> [Work instructions]: Print the entries below word for word; the pictures stay out of your copy.

-- start Records to process --

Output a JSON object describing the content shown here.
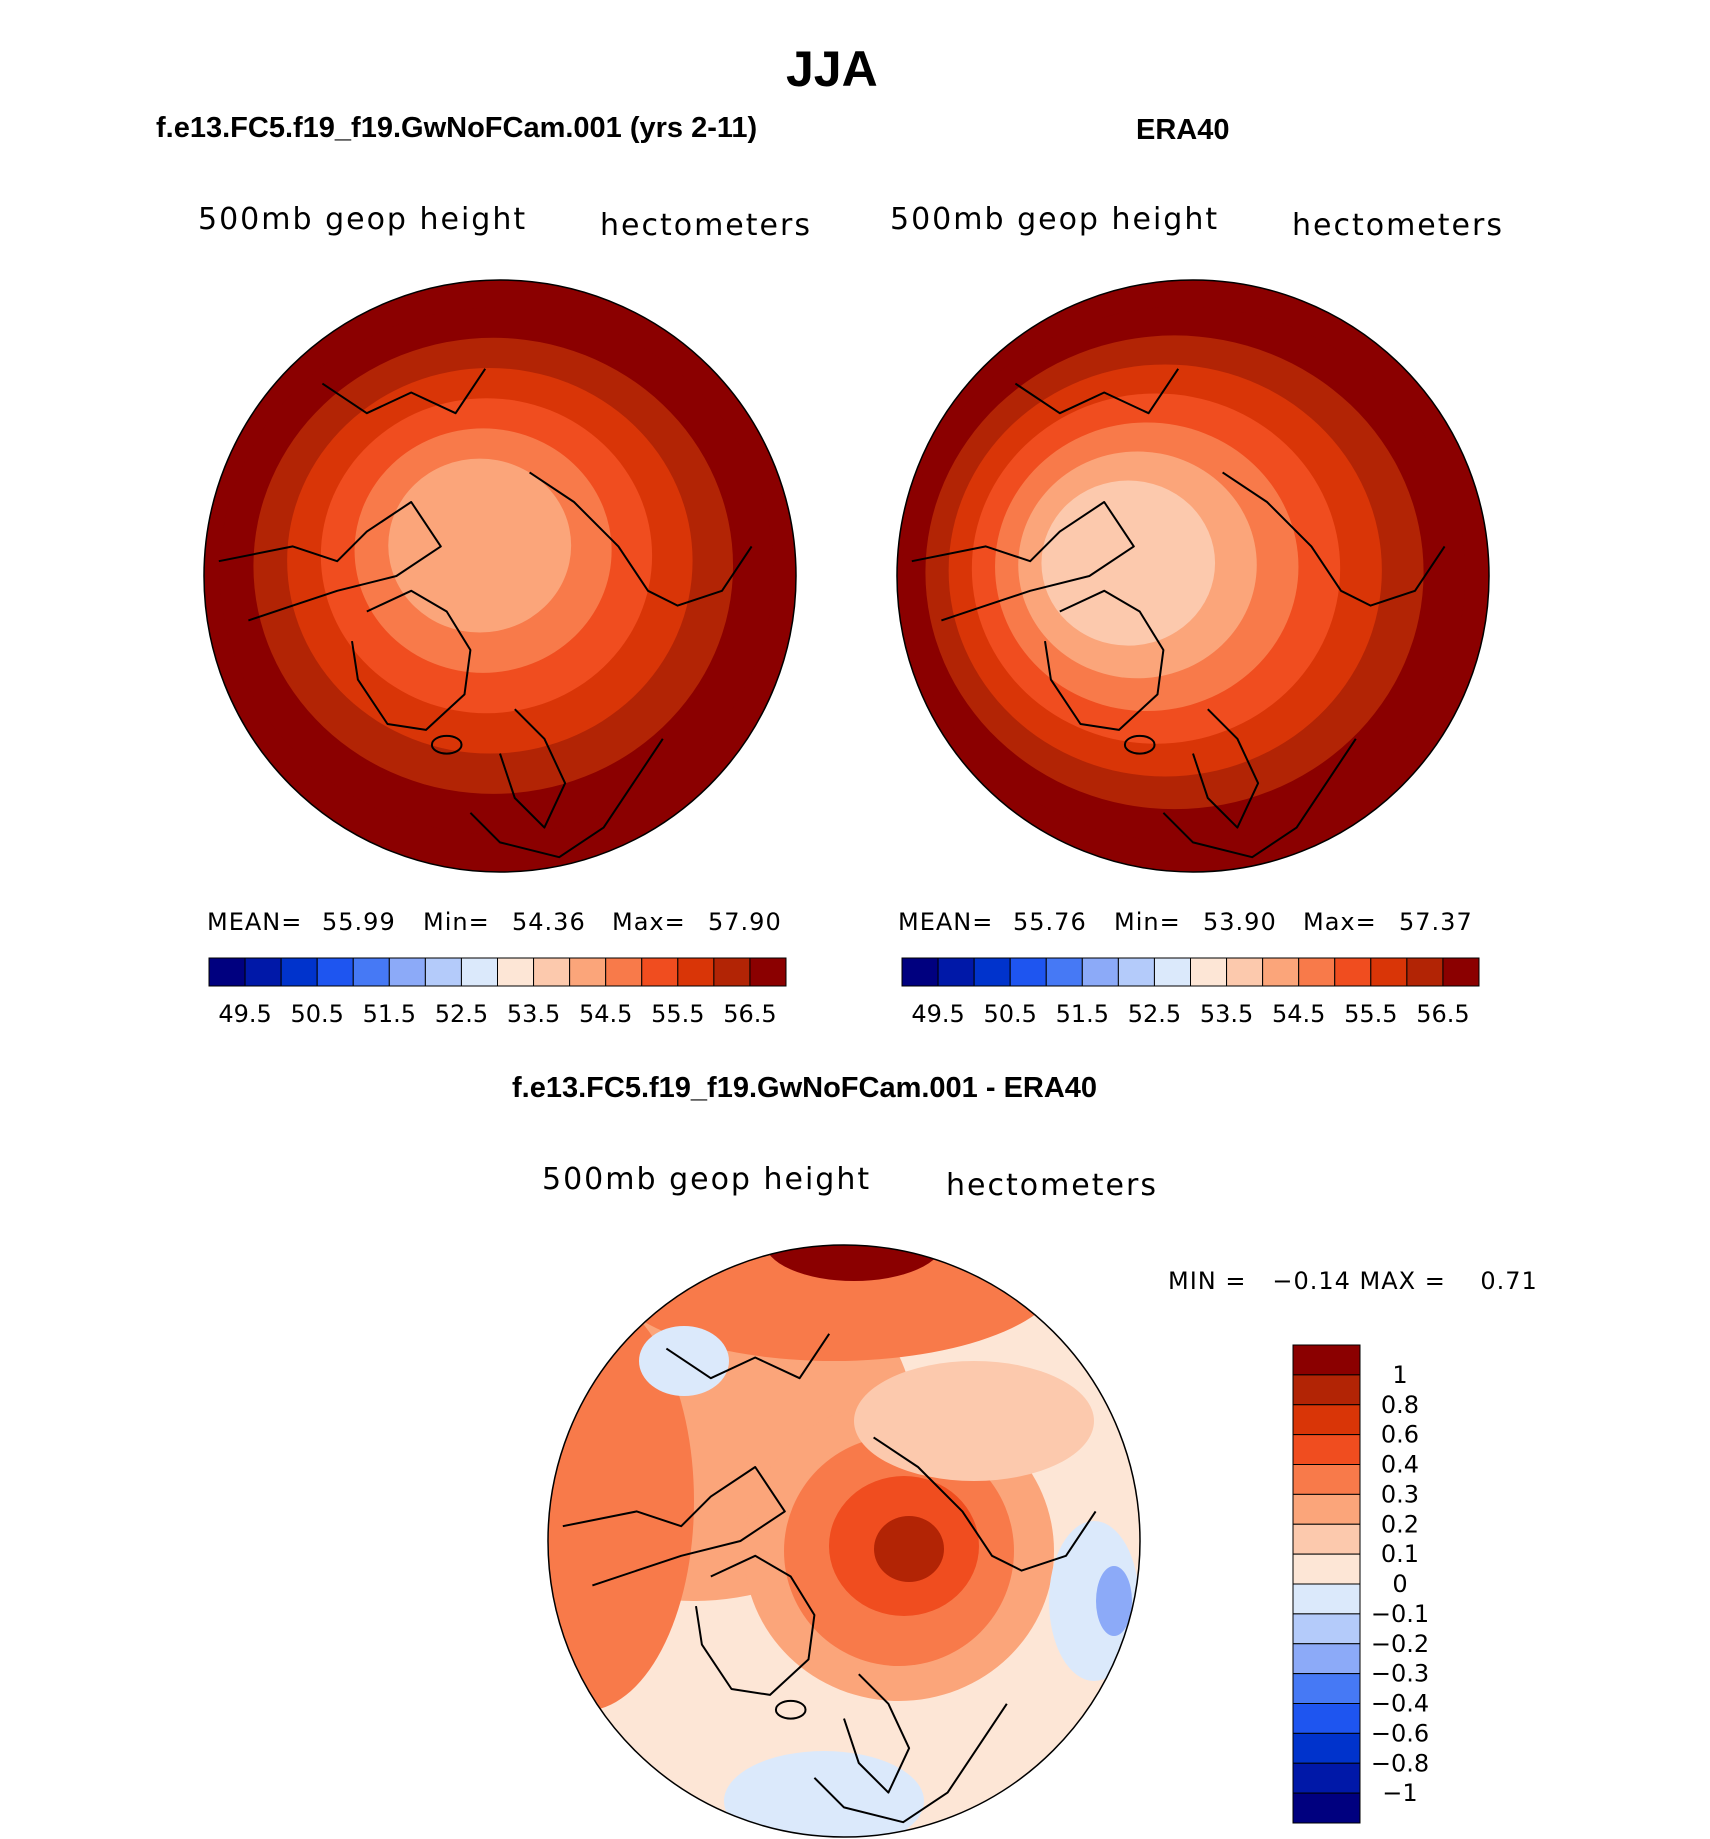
{
  "page_title": "JJA",
  "panels": [
    {
      "title": "f.e13.FC5.f19_f19.GwNoFCam.001 (yrs 2-11)",
      "left_label": "500mb geop height",
      "right_label": "hectometers",
      "stats": {
        "mean_label": "MEAN=",
        "mean": "55.99",
        "min_label": "Min=",
        "min": "54.36",
        "max_label": "Max=",
        "max": "57.90"
      }
    },
    {
      "title": "ERA40",
      "left_label": "500mb geop height",
      "right_label": "hectometers",
      "stats": {
        "mean_label": "MEAN=",
        "mean": "55.76",
        "min_label": "Min=",
        "min": "53.90",
        "max_label": "Max=",
        "max": "57.37"
      }
    }
  ],
  "diff_panel": {
    "title": "f.e13.FC5.f19_f19.GwNoFCam.001 - ERA40",
    "left_label": "500mb geop height",
    "right_label": "hectometers",
    "minmax": "MIN =   −0.14 MAX =    0.71"
  },
  "chart_data": [
    {
      "type": "heatmap",
      "title": "f.e13.FC5.f19_f19.GwNoFCam.001 (yrs 2-11)",
      "variable": "500mb geop height",
      "units": "hectometers",
      "mean": 55.99,
      "min": 54.36,
      "max": 57.9,
      "colorbar_ticks": [
        "49.5",
        "50.5",
        "51.5",
        "52.5",
        "53.5",
        "54.5",
        "55.5",
        "56.5"
      ],
      "colorbar_levels": [
        49.5,
        50,
        50.5,
        51,
        51.5,
        52,
        52.5,
        53,
        53.5,
        54,
        54.5,
        55,
        55.5,
        56,
        56.5
      ],
      "field_rings": [
        57.5,
        56.75,
        56.25,
        55.75,
        55.25,
        54.75,
        54.25
      ]
    },
    {
      "type": "heatmap",
      "title": "ERA40",
      "variable": "500mb geop height",
      "units": "hectometers",
      "mean": 55.76,
      "min": 53.9,
      "max": 57.37,
      "colorbar_ticks": [
        "49.5",
        "50.5",
        "51.5",
        "52.5",
        "53.5",
        "54.5",
        "55.5",
        "56.5"
      ],
      "colorbar_levels": [
        49.5,
        50,
        50.5,
        51,
        51.5,
        52,
        52.5,
        53,
        53.5,
        54,
        54.5,
        55,
        55.5,
        56,
        56.5
      ],
      "field_rings": [
        57.0,
        56.75,
        56.25,
        55.75,
        55.25,
        54.75,
        54.25,
        53.75
      ]
    },
    {
      "type": "heatmap",
      "title": "f.e13.FC5.f19_f19.GwNoFCam.001 - ERA40",
      "variable": "500mb geop height",
      "units": "hectometers",
      "min": -0.14,
      "max": 0.71,
      "colorbar_ticks": [
        "1",
        "0.8",
        "0.6",
        "0.4",
        "0.3",
        "0.2",
        "0.1",
        "0",
        "−0.1",
        "−0.2",
        "−0.3",
        "−0.4",
        "−0.6",
        "−0.8",
        "−1"
      ],
      "colorbar_levels": [
        1,
        0.8,
        0.6,
        0.4,
        0.3,
        0.2,
        0.1,
        0,
        -0.1,
        -0.2,
        -0.3,
        -0.4,
        -0.6,
        -0.8,
        -1
      ]
    }
  ],
  "colors": {
    "abs_scale": [
      "#00007f",
      "#0018a8",
      "#0033cc",
      "#1e55f0",
      "#4679f5",
      "#8caaf8",
      "#b4cbfa",
      "#dbe9fb",
      "#fde6d6",
      "#fcc9ad",
      "#fba57a",
      "#f87a4a",
      "#f04d1f",
      "#d93507",
      "#b22405",
      "#8b0000"
    ],
    "diff_scale": [
      "#8b0000",
      "#b22405",
      "#d93507",
      "#f04d1f",
      "#f87a4a",
      "#fba57a",
      "#fcc9ad",
      "#fde6d6",
      "#dbe9fb",
      "#b4cbfa",
      "#8caaf8",
      "#4679f5",
      "#1e55f0",
      "#0033cc",
      "#0018a8",
      "#00007f"
    ]
  }
}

-- end Records to process --

> [Complete output]:
Output a JSON object describing the content shown here.
{
  "page_title": "JJA",
  "panels": [
    {
      "title": "f.e13.FC5.f19_f19.GwNoFCam.001 (yrs 2-11)",
      "left_label": "500mb geop height",
      "right_label": "hectometers",
      "stats": {
        "mean_label": "MEAN=",
        "mean": "55.99",
        "min_label": "Min=",
        "min": "54.36",
        "max_label": "Max=",
        "max": "57.90"
      }
    },
    {
      "title": "ERA40",
      "left_label": "500mb geop height",
      "right_label": "hectometers",
      "stats": {
        "mean_label": "MEAN=",
        "mean": "55.76",
        "min_label": "Min=",
        "min": "53.90",
        "max_label": "Max=",
        "max": "57.37"
      }
    }
  ],
  "diff_panel": {
    "title": "f.e13.FC5.f19_f19.GwNoFCam.001 - ERA40",
    "left_label": "500mb geop height",
    "right_label": "hectometers",
    "minmax": "MIN =   −0.14 MAX =    0.71"
  },
  "chart_data": [
    {
      "type": "heatmap",
      "title": "f.e13.FC5.f19_f19.GwNoFCam.001 (yrs 2-11)",
      "variable": "500mb geop height",
      "units": "hectometers",
      "mean": 55.99,
      "min": 54.36,
      "max": 57.9,
      "colorbar_ticks": [
        "49.5",
        "50.5",
        "51.5",
        "52.5",
        "53.5",
        "54.5",
        "55.5",
        "56.5"
      ],
      "colorbar_levels": [
        49.5,
        50,
        50.5,
        51,
        51.5,
        52,
        52.5,
        53,
        53.5,
        54,
        54.5,
        55,
        55.5,
        56,
        56.5
      ],
      "field_rings": [
        57.5,
        56.75,
        56.25,
        55.75,
        55.25,
        54.75,
        54.25
      ]
    },
    {
      "type": "heatmap",
      "title": "ERA40",
      "variable": "500mb geop height",
      "units": "hectometers",
      "mean": 55.76,
      "min": 53.9,
      "max": 57.37,
      "colorbar_ticks": [
        "49.5",
        "50.5",
        "51.5",
        "52.5",
        "53.5",
        "54.5",
        "55.5",
        "56.5"
      ],
      "colorbar_levels": [
        49.5,
        50,
        50.5,
        51,
        51.5,
        52,
        52.5,
        53,
        53.5,
        54,
        54.5,
        55,
        55.5,
        56,
        56.5
      ],
      "field_rings": [
        57.0,
        56.75,
        56.25,
        55.75,
        55.25,
        54.75,
        54.25,
        53.75
      ]
    },
    {
      "type": "heatmap",
      "title": "f.e13.FC5.f19_f19.GwNoFCam.001 - ERA40",
      "variable": "500mb geop height",
      "units": "hectometers",
      "min": -0.14,
      "max": 0.71,
      "colorbar_ticks": [
        "1",
        "0.8",
        "0.6",
        "0.4",
        "0.3",
        "0.2",
        "0.1",
        "0",
        "−0.1",
        "−0.2",
        "−0.3",
        "−0.4",
        "−0.6",
        "−0.8",
        "−1"
      ],
      "colorbar_levels": [
        1,
        0.8,
        0.6,
        0.4,
        0.3,
        0.2,
        0.1,
        0,
        -0.1,
        -0.2,
        -0.3,
        -0.4,
        -0.6,
        -0.8,
        -1
      ]
    }
  ],
  "colors": {
    "abs_scale": [
      "#00007f",
      "#0018a8",
      "#0033cc",
      "#1e55f0",
      "#4679f5",
      "#8caaf8",
      "#b4cbfa",
      "#dbe9fb",
      "#fde6d6",
      "#fcc9ad",
      "#fba57a",
      "#f87a4a",
      "#f04d1f",
      "#d93507",
      "#b22405",
      "#8b0000"
    ],
    "diff_scale": [
      "#8b0000",
      "#b22405",
      "#d93507",
      "#f04d1f",
      "#f87a4a",
      "#fba57a",
      "#fcc9ad",
      "#fde6d6",
      "#dbe9fb",
      "#b4cbfa",
      "#8caaf8",
      "#4679f5",
      "#1e55f0",
      "#0033cc",
      "#0018a8",
      "#00007f"
    ]
  }
}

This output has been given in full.